___ Material supplied
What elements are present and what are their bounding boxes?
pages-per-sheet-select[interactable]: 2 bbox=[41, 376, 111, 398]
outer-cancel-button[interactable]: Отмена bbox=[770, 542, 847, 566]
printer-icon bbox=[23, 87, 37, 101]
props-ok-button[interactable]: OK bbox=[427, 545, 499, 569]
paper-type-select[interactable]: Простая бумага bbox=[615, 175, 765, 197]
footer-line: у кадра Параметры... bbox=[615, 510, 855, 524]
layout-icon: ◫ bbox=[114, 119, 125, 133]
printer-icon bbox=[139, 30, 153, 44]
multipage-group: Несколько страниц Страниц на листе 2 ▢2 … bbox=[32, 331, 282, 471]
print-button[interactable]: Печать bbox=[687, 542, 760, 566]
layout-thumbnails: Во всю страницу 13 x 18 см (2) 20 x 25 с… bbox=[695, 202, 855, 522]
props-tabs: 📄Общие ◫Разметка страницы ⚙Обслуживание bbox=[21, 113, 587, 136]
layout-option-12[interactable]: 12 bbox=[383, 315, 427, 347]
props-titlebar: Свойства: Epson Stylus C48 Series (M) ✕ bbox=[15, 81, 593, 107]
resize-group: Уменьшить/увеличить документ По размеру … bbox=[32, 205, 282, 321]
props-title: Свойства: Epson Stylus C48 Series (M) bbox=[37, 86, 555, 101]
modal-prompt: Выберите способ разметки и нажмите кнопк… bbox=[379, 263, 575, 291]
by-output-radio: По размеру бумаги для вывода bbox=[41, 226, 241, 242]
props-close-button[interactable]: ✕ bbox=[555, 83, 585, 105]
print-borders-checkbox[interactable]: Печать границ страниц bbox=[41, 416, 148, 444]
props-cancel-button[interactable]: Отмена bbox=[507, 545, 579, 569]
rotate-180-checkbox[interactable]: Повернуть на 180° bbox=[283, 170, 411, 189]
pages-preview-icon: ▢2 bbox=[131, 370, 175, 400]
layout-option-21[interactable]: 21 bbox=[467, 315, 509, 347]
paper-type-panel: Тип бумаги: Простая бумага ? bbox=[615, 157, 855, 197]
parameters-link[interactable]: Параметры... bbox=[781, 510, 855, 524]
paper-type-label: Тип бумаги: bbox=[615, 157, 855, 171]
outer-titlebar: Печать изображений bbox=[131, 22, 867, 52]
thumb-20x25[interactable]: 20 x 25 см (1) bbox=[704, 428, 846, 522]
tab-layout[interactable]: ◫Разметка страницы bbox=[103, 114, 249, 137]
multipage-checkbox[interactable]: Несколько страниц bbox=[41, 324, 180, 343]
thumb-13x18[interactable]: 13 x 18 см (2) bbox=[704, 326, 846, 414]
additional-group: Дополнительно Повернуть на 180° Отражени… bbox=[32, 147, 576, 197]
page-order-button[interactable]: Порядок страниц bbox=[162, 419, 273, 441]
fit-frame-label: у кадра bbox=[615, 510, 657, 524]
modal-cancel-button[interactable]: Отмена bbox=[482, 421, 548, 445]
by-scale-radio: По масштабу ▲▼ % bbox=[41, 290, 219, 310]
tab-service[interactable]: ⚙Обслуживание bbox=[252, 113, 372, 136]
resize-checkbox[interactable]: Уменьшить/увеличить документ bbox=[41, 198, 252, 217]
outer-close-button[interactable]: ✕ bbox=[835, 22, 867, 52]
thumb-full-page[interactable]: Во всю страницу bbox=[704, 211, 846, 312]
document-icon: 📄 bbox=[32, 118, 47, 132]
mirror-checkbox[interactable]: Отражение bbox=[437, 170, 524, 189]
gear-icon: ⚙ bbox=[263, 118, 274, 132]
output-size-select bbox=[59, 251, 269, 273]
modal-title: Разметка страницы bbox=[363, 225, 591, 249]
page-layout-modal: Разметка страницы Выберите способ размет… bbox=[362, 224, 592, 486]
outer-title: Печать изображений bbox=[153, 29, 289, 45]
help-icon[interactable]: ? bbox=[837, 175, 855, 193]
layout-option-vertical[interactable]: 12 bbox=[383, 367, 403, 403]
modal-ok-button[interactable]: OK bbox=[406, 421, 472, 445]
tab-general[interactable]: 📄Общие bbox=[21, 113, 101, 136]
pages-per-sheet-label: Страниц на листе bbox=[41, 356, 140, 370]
______
*Task brief*
Revise the stretch from the start of the records through the line containing "paper-type-label: Тип бумаги: bbox=[615, 157, 855, 171]", putting "print-device-icon" wherever "printer-icon" stands and changing nothing else.

*Result*
What elements are present and what are their bounding boxes?
pages-per-sheet-select[interactable]: 2 bbox=[41, 376, 111, 398]
outer-cancel-button[interactable]: Отмена bbox=[770, 542, 847, 566]
print-device-icon bbox=[23, 87, 37, 101]
props-ok-button[interactable]: OK bbox=[427, 545, 499, 569]
paper-type-select[interactable]: Простая бумага bbox=[615, 175, 765, 197]
footer-line: у кадра Параметры... bbox=[615, 510, 855, 524]
layout-icon: ◫ bbox=[114, 119, 125, 133]
print-device-icon bbox=[139, 30, 153, 44]
multipage-group: Несколько страниц Страниц на листе 2 ▢2 … bbox=[32, 331, 282, 471]
print-button[interactable]: Печать bbox=[687, 542, 760, 566]
layout-thumbnails: Во всю страницу 13 x 18 см (2) 20 x 25 с… bbox=[695, 202, 855, 522]
props-tabs: 📄Общие ◫Разметка страницы ⚙Обслуживание bbox=[21, 113, 587, 136]
layout-option-12[interactable]: 12 bbox=[383, 315, 427, 347]
props-titlebar: Свойства: Epson Stylus C48 Series (M) ✕ bbox=[15, 81, 593, 107]
resize-group: Уменьшить/увеличить документ По размеру … bbox=[32, 205, 282, 321]
props-title: Свойства: Epson Stylus C48 Series (M) bbox=[37, 86, 555, 101]
modal-prompt: Выберите способ разметки и нажмите кнопк… bbox=[379, 263, 575, 291]
by-output-radio: По размеру бумаги для вывода bbox=[41, 226, 241, 242]
props-close-button[interactable]: ✕ bbox=[555, 83, 585, 105]
print-borders-checkbox[interactable]: Печать границ страниц bbox=[41, 416, 148, 444]
props-cancel-button[interactable]: Отмена bbox=[507, 545, 579, 569]
rotate-180-checkbox[interactable]: Повернуть на 180° bbox=[283, 170, 411, 189]
pages-preview-icon: ▢2 bbox=[131, 370, 175, 400]
layout-option-21[interactable]: 21 bbox=[467, 315, 509, 347]
paper-type-panel: Тип бумаги: Простая бумага ? bbox=[615, 157, 855, 197]
parameters-link[interactable]: Параметры... bbox=[781, 510, 855, 524]
paper-type-label: Тип бумаги: bbox=[615, 157, 855, 171]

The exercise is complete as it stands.